◆ Exercise requirements
Scan the listing below. Report each line that includes "combustão".

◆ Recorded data
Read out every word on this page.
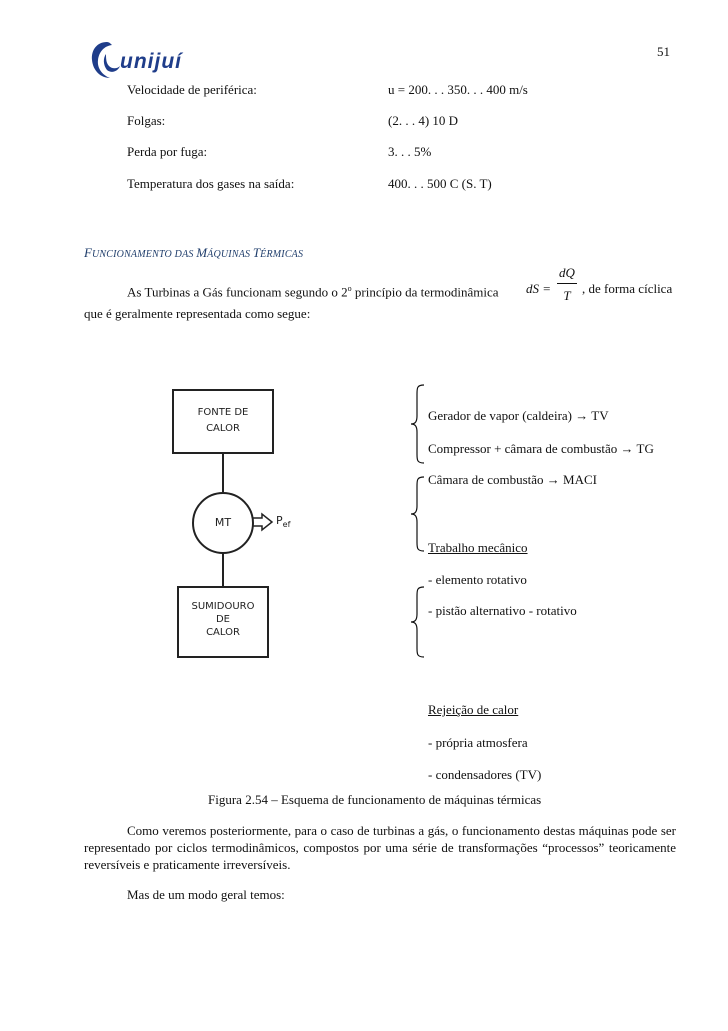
51
unijuí
Velocidade de periférica:	u = 200. . . 350. . . 400 m/s
Folgas:	(2. . . 4) 10 D
Perda por fuga:	3. . . 5%
Temperatura dos gases na saída:	400. . . 500 C (S. T)
FUNCIONAMENTO DAS MÁQUINAS TÉRMICAS
As Turbinas a Gás funcionam segundo o 2$^o$ princípio da termodinâmica dS =
dQ
T , de forma cíclica
que é geralmente representada como segue:
FONTE DE
CALOR
MT	$P_{ef}$
SUMIDOURO
DE
CALOR
Gerador de vapor (caldeira) → TV
Compressor + câmara de combustão → TG
Câmara de combustão → MACI
Trabalho mecânico
- elemento rotativo
- pistão alternativo - rotativo
Rejeição de calor
- própria atmosfera
- condensadores (TV)
Figura 2.54 – Esquema de funcionamento de máquinas térmicas
Como veremos posteriormente, para o caso de turbinas a gás, o funcionamento destas máquinas pode ser representado por ciclos termodinâmicos, compostos por uma série de transformações “processos” teoricamente reversíveis e praticamente irreversíveis.
Mas de um modo geral temos:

◆ Final result
Compressor + câmara de combustão → TG
Câmara de combustão → MACI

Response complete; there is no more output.